┌─ RECORDS PROVIDED
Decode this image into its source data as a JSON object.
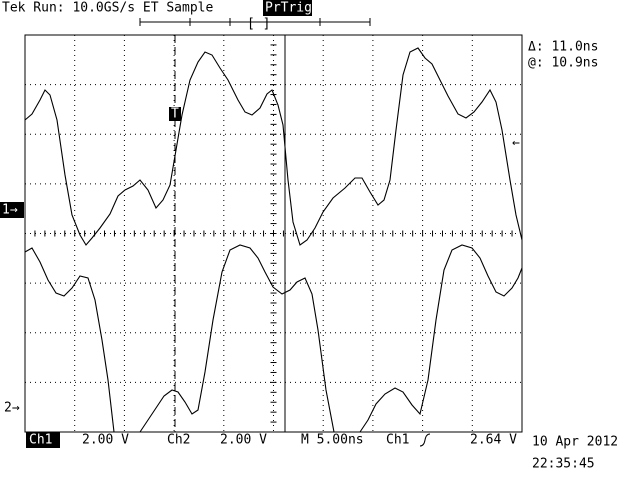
{
  "header": {
    "status": "Tek Run: 10.0GS/s ET Sample",
    "trigger_status": "PrTrig"
  },
  "readout": {
    "delta": "Δ: 11.0ns",
    "at": "@: 10.9ns"
  },
  "markers": {
    "ch1": "1→",
    "ch2": "2→",
    "trigger": "T"
  },
  "footer": {
    "ch1_label": "Ch1",
    "ch1_scale": "2.00 V",
    "ch2_label": "Ch2",
    "ch2_scale": "2.00 V",
    "timebase": "M 5.00ns",
    "trigger_source": "Ch1",
    "trigger_level": "2.64 V",
    "date": "10 Apr 2012",
    "time": "22:35:45"
  }
}
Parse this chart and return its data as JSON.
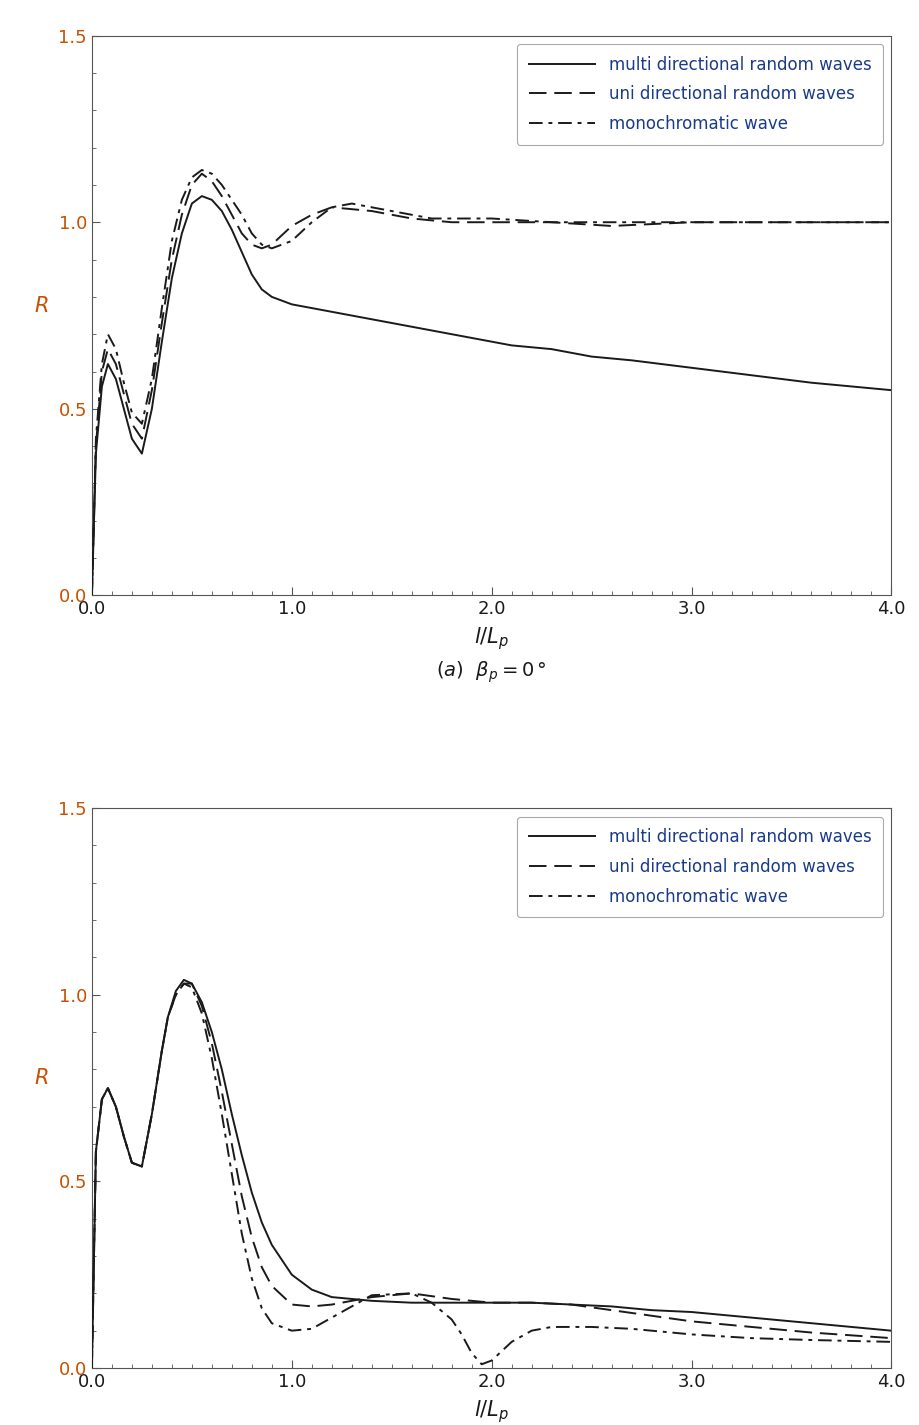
{
  "fig_width": 9.19,
  "fig_height": 14.25,
  "dpi": 100,
  "background_color": "#ffffff",
  "line_color": "#1a1a1a",
  "text_color": "#1a1a1a",
  "ylabel_color": "#c85000",
  "ytick_color": "#c85000",
  "legend_text_color": "#1a3a8a",
  "xlabel": "l/L_p",
  "ylabel": "R",
  "xlim": [
    0.0,
    4.0
  ],
  "ylim": [
    0.0,
    1.5
  ],
  "xticks": [
    0.0,
    1.0,
    2.0,
    3.0,
    4.0
  ],
  "yticks": [
    0.0,
    0.5,
    1.0,
    1.5
  ],
  "legend_labels": [
    "multi directional random waves",
    "uni directional random waves",
    "monochromatic wave"
  ],
  "plot_a": {
    "multi_x": [
      0.0,
      0.02,
      0.05,
      0.08,
      0.12,
      0.16,
      0.2,
      0.25,
      0.3,
      0.35,
      0.4,
      0.45,
      0.5,
      0.55,
      0.6,
      0.65,
      0.7,
      0.75,
      0.8,
      0.85,
      0.9,
      1.0,
      1.1,
      1.2,
      1.3,
      1.5,
      1.7,
      1.9,
      2.1,
      2.3,
      2.5,
      2.7,
      3.0,
      3.3,
      3.6,
      4.0
    ],
    "multi_y": [
      0.0,
      0.38,
      0.56,
      0.62,
      0.58,
      0.5,
      0.42,
      0.38,
      0.5,
      0.68,
      0.85,
      0.97,
      1.05,
      1.07,
      1.06,
      1.03,
      0.98,
      0.92,
      0.86,
      0.82,
      0.8,
      0.78,
      0.77,
      0.76,
      0.75,
      0.73,
      0.71,
      0.69,
      0.67,
      0.66,
      0.64,
      0.63,
      0.61,
      0.59,
      0.57,
      0.55
    ],
    "uni_x": [
      0.0,
      0.02,
      0.05,
      0.08,
      0.12,
      0.16,
      0.2,
      0.25,
      0.3,
      0.35,
      0.4,
      0.45,
      0.5,
      0.55,
      0.6,
      0.65,
      0.7,
      0.75,
      0.8,
      0.85,
      0.9,
      1.0,
      1.1,
      1.2,
      1.4,
      1.6,
      1.8,
      2.0,
      2.3,
      2.6,
      3.0,
      3.5,
      4.0
    ],
    "uni_y": [
      0.0,
      0.4,
      0.6,
      0.66,
      0.62,
      0.54,
      0.46,
      0.42,
      0.55,
      0.73,
      0.9,
      1.02,
      1.1,
      1.13,
      1.11,
      1.07,
      1.02,
      0.97,
      0.94,
      0.93,
      0.94,
      0.99,
      1.02,
      1.04,
      1.03,
      1.01,
      1.0,
      1.0,
      1.0,
      0.99,
      1.0,
      1.0,
      1.0
    ],
    "mono_x": [
      0.0,
      0.02,
      0.05,
      0.08,
      0.12,
      0.16,
      0.2,
      0.25,
      0.3,
      0.35,
      0.4,
      0.45,
      0.5,
      0.55,
      0.6,
      0.65,
      0.7,
      0.75,
      0.8,
      0.85,
      0.9,
      1.0,
      1.1,
      1.2,
      1.3,
      1.4,
      1.5,
      1.6,
      1.7,
      1.8,
      1.9,
      2.0,
      2.3,
      2.6,
      3.0,
      3.5,
      4.0
    ],
    "mono_y": [
      0.0,
      0.42,
      0.62,
      0.7,
      0.66,
      0.57,
      0.49,
      0.46,
      0.58,
      0.77,
      0.95,
      1.06,
      1.12,
      1.14,
      1.13,
      1.1,
      1.06,
      1.02,
      0.97,
      0.94,
      0.93,
      0.95,
      1.0,
      1.04,
      1.05,
      1.04,
      1.03,
      1.02,
      1.01,
      1.01,
      1.01,
      1.01,
      1.0,
      1.0,
      1.0,
      1.0,
      1.0
    ]
  },
  "plot_b": {
    "multi_x": [
      0.0,
      0.02,
      0.05,
      0.08,
      0.12,
      0.16,
      0.2,
      0.25,
      0.3,
      0.35,
      0.38,
      0.42,
      0.46,
      0.5,
      0.55,
      0.6,
      0.65,
      0.7,
      0.75,
      0.8,
      0.85,
      0.9,
      1.0,
      1.1,
      1.2,
      1.4,
      1.6,
      1.8,
      2.0,
      2.2,
      2.4,
      2.6,
      2.8,
      3.0,
      3.3,
      3.6,
      4.0
    ],
    "multi_y": [
      0.0,
      0.58,
      0.72,
      0.75,
      0.7,
      0.62,
      0.55,
      0.54,
      0.68,
      0.85,
      0.94,
      1.01,
      1.04,
      1.03,
      0.98,
      0.9,
      0.8,
      0.68,
      0.57,
      0.47,
      0.39,
      0.33,
      0.25,
      0.21,
      0.19,
      0.18,
      0.175,
      0.175,
      0.175,
      0.175,
      0.17,
      0.165,
      0.155,
      0.15,
      0.135,
      0.12,
      0.1
    ],
    "uni_x": [
      0.0,
      0.02,
      0.05,
      0.08,
      0.12,
      0.16,
      0.2,
      0.25,
      0.3,
      0.35,
      0.38,
      0.42,
      0.46,
      0.5,
      0.55,
      0.6,
      0.65,
      0.7,
      0.75,
      0.8,
      0.85,
      0.9,
      1.0,
      1.1,
      1.2,
      1.4,
      1.6,
      1.8,
      2.0,
      2.1,
      2.2,
      2.4,
      2.6,
      2.8,
      3.0,
      3.3,
      3.6,
      4.0
    ],
    "uni_y": [
      0.0,
      0.58,
      0.72,
      0.75,
      0.7,
      0.62,
      0.55,
      0.54,
      0.68,
      0.85,
      0.94,
      1.0,
      1.03,
      1.03,
      0.97,
      0.87,
      0.74,
      0.6,
      0.46,
      0.35,
      0.27,
      0.22,
      0.17,
      0.165,
      0.17,
      0.19,
      0.2,
      0.185,
      0.175,
      0.175,
      0.175,
      0.17,
      0.155,
      0.14,
      0.125,
      0.11,
      0.095,
      0.08
    ],
    "mono_x": [
      0.0,
      0.02,
      0.05,
      0.08,
      0.12,
      0.16,
      0.2,
      0.25,
      0.3,
      0.35,
      0.38,
      0.42,
      0.46,
      0.5,
      0.55,
      0.6,
      0.65,
      0.7,
      0.75,
      0.8,
      0.85,
      0.9,
      1.0,
      1.1,
      1.2,
      1.4,
      1.6,
      1.7,
      1.8,
      1.85,
      1.9,
      1.95,
      2.0,
      2.1,
      2.2,
      2.3,
      2.5,
      2.7,
      3.0,
      3.3,
      3.6,
      4.0
    ],
    "mono_y": [
      0.0,
      0.58,
      0.72,
      0.75,
      0.7,
      0.62,
      0.55,
      0.54,
      0.68,
      0.85,
      0.94,
      1.0,
      1.03,
      1.02,
      0.95,
      0.83,
      0.68,
      0.52,
      0.36,
      0.24,
      0.16,
      0.12,
      0.1,
      0.105,
      0.135,
      0.195,
      0.2,
      0.175,
      0.13,
      0.09,
      0.04,
      0.01,
      0.02,
      0.07,
      0.1,
      0.11,
      0.11,
      0.105,
      0.09,
      0.08,
      0.075,
      0.07
    ]
  }
}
└─
- **GIVEN TASK**: Say how many lines in the records contain the string "this", and say nothing else.

- **FULL OUTPUT**: 2